--- BEGIN Input data ---

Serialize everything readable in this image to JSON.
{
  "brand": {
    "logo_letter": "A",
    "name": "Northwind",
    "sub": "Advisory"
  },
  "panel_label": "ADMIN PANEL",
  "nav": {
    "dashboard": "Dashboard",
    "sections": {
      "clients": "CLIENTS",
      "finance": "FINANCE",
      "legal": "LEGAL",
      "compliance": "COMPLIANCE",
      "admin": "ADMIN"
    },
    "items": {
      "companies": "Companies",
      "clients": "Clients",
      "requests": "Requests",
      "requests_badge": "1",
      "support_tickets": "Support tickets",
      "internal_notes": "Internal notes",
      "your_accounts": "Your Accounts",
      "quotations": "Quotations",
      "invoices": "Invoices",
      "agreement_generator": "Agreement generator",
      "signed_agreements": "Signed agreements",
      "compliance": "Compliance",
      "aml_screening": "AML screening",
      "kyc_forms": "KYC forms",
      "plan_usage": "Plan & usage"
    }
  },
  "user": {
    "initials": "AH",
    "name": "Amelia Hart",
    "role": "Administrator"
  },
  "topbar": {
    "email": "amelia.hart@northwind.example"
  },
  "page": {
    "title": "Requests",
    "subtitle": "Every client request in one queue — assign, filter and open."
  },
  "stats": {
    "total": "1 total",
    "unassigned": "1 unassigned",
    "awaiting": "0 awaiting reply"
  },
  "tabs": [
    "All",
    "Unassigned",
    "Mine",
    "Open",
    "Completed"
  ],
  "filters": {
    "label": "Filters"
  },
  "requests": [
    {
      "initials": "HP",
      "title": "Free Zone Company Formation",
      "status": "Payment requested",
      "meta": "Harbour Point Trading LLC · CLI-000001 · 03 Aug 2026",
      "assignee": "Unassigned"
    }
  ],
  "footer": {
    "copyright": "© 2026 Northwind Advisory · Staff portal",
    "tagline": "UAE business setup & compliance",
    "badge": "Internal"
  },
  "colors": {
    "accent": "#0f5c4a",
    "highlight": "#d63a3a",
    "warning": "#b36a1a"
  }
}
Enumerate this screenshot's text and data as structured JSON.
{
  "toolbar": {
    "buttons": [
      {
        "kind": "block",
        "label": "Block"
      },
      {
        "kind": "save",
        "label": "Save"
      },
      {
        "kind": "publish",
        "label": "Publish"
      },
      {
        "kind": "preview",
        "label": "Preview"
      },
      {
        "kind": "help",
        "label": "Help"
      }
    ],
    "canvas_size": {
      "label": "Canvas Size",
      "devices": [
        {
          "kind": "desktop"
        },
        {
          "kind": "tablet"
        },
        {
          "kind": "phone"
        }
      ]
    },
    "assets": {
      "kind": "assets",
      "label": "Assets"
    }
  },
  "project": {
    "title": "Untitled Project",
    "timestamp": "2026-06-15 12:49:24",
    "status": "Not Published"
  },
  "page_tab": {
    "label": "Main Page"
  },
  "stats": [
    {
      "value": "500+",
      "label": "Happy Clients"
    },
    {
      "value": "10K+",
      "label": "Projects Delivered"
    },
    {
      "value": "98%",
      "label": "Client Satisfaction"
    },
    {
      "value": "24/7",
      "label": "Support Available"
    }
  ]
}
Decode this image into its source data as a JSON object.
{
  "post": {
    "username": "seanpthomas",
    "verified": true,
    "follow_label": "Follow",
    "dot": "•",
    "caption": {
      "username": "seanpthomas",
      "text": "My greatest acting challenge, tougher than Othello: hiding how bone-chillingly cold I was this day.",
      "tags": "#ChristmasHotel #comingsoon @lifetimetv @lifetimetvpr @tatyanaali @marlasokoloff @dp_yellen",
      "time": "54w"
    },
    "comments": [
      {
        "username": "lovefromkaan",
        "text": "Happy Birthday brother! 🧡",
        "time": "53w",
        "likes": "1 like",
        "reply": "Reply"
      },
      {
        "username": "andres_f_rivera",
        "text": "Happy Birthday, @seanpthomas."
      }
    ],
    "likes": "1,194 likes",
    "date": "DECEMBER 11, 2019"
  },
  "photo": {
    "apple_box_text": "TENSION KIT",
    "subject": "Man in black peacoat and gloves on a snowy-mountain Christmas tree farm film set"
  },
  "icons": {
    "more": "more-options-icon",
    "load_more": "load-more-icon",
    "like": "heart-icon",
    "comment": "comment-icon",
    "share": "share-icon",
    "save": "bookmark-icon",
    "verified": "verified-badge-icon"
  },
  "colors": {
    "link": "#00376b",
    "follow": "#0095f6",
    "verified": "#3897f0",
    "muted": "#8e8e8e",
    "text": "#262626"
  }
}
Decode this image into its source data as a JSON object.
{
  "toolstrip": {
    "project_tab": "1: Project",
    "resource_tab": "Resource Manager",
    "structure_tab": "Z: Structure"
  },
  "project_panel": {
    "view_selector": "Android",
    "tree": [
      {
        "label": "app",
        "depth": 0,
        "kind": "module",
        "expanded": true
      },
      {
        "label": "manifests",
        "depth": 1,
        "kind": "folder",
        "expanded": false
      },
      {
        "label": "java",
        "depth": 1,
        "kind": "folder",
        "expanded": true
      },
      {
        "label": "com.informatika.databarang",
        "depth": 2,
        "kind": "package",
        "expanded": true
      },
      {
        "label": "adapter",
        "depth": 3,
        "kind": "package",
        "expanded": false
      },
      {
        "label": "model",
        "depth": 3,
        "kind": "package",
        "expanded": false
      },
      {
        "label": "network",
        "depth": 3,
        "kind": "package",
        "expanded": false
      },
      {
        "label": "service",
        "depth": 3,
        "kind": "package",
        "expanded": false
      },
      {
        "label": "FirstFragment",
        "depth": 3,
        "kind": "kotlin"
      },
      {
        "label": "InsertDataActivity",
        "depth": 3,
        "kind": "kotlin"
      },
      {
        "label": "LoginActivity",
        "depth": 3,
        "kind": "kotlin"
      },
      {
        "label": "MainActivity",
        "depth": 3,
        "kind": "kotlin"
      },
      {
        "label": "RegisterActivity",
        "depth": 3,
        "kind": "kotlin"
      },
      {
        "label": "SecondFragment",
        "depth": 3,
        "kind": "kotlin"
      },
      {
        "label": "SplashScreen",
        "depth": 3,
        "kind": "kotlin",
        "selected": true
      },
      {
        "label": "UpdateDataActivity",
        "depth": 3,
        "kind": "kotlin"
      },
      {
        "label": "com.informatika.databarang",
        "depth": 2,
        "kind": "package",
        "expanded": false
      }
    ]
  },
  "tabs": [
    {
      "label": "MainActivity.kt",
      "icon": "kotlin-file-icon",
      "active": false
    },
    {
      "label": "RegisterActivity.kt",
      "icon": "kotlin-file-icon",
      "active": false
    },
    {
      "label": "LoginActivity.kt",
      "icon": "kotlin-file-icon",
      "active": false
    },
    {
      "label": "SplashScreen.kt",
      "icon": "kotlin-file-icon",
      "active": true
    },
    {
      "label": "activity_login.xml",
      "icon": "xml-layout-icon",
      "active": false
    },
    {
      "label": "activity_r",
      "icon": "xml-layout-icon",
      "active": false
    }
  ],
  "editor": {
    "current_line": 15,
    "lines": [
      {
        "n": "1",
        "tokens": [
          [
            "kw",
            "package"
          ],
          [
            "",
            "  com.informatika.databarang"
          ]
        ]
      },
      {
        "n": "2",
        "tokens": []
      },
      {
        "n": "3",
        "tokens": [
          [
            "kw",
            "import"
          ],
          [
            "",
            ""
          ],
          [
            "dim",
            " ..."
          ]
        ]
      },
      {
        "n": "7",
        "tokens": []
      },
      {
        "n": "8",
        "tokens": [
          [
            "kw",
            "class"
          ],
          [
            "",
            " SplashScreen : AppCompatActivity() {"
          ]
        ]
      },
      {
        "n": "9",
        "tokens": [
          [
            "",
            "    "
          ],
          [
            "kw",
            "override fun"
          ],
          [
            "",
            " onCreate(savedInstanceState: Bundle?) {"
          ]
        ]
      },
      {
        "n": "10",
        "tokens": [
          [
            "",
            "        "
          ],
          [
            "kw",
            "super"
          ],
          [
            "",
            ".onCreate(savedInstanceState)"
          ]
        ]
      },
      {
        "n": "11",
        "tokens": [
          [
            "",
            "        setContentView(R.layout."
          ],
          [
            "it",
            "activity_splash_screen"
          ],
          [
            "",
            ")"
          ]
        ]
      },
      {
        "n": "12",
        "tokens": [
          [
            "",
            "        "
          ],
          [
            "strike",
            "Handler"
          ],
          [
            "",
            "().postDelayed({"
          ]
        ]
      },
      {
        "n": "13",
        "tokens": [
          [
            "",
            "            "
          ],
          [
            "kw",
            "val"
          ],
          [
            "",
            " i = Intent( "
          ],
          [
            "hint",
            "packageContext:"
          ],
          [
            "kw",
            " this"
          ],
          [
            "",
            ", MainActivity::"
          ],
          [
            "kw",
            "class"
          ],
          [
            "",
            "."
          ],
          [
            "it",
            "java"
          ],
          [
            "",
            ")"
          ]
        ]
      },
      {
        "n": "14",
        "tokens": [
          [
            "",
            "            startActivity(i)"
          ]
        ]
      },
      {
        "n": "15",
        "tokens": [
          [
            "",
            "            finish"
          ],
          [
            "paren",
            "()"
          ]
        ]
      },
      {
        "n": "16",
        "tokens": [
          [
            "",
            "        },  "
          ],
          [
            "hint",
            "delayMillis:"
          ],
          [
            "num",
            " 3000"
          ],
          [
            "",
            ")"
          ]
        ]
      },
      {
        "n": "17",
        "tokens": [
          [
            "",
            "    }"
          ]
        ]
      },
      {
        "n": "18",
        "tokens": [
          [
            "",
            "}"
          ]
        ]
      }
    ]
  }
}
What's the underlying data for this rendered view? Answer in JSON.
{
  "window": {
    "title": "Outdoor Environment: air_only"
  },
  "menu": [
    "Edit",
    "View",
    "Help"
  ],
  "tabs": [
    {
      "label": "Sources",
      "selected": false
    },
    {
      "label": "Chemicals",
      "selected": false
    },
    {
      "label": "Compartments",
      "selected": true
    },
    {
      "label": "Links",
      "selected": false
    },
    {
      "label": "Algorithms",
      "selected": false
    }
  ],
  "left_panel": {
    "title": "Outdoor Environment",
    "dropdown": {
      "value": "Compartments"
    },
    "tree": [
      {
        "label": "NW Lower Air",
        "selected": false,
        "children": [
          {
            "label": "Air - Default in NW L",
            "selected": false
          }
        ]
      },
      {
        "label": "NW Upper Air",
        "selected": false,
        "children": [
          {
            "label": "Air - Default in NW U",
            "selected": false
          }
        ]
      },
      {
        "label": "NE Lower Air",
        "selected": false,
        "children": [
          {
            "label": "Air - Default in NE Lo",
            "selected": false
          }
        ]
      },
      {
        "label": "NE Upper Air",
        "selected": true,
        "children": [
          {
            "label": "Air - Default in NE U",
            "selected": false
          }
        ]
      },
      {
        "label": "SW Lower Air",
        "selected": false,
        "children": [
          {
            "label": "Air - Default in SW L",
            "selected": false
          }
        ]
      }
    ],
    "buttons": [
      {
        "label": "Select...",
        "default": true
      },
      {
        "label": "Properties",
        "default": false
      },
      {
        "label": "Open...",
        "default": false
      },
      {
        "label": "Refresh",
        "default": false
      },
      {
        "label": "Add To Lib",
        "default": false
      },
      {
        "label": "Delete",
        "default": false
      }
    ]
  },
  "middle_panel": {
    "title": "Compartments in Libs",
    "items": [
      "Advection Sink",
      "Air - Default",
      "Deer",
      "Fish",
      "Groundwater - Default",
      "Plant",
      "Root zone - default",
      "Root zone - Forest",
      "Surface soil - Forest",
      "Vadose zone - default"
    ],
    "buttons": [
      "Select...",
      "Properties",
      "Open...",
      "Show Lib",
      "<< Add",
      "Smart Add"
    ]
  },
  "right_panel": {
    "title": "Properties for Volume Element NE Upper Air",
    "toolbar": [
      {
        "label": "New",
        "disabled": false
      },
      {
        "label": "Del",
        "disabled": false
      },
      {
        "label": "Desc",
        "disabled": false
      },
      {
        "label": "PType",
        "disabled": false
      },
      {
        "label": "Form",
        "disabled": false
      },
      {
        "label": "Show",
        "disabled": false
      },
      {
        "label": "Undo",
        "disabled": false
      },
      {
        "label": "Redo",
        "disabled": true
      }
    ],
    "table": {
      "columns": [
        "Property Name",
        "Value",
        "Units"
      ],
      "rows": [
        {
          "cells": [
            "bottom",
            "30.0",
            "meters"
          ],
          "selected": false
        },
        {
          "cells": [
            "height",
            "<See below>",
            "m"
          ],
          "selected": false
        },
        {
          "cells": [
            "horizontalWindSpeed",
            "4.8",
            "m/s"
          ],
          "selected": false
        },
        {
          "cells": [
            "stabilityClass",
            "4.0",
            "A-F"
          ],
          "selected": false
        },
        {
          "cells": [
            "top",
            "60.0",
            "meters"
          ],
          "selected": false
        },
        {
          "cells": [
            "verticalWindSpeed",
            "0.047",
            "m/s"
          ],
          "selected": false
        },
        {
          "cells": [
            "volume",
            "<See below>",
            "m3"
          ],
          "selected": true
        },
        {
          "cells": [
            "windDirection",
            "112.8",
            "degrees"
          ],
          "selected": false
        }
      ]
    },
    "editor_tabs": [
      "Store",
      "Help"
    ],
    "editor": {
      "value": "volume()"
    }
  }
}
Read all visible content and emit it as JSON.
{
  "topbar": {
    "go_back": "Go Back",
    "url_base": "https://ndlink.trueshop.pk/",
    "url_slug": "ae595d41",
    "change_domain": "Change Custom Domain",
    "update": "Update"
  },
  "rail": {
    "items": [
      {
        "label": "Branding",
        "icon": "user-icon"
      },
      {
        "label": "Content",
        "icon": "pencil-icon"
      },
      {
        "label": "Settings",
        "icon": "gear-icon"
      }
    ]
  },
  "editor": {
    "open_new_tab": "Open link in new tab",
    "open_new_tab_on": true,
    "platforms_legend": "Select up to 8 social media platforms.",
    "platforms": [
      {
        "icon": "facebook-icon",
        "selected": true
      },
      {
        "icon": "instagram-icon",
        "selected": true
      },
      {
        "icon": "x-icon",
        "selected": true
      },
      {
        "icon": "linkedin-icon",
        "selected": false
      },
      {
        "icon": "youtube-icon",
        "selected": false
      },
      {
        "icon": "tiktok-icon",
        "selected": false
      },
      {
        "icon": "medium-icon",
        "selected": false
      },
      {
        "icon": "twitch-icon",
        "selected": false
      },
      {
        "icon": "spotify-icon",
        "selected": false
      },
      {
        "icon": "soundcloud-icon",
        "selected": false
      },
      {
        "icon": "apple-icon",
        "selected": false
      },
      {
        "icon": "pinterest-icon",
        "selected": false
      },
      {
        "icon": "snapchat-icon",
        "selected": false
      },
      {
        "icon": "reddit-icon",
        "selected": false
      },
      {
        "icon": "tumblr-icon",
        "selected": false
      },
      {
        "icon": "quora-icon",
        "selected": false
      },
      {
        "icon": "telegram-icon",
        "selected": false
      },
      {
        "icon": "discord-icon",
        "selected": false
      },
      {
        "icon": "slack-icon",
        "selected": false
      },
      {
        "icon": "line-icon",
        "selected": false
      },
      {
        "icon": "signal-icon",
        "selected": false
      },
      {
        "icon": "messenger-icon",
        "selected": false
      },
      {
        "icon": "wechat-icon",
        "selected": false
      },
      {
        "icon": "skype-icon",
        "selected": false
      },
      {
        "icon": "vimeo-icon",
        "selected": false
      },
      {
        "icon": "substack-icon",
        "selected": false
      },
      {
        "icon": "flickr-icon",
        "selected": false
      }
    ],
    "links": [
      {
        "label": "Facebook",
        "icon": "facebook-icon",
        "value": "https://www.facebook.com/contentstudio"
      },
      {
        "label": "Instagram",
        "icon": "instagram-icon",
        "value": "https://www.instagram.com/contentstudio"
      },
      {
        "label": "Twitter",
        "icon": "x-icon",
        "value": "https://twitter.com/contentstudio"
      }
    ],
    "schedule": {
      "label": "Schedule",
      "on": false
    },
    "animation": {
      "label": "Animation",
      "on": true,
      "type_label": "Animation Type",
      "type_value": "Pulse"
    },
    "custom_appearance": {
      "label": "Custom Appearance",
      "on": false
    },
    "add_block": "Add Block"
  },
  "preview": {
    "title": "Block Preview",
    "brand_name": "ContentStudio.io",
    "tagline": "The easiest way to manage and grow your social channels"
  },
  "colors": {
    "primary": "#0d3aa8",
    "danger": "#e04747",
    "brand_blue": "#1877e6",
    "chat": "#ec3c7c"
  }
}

--- END Input data ---

-- Aim --
Show, from the material above, each line that includes the string "Lower".

-- Solution to this exercise --
        "label": "NW Lower Air",
        "label": "NE Lower Air",
        "label": "SW Lower Air",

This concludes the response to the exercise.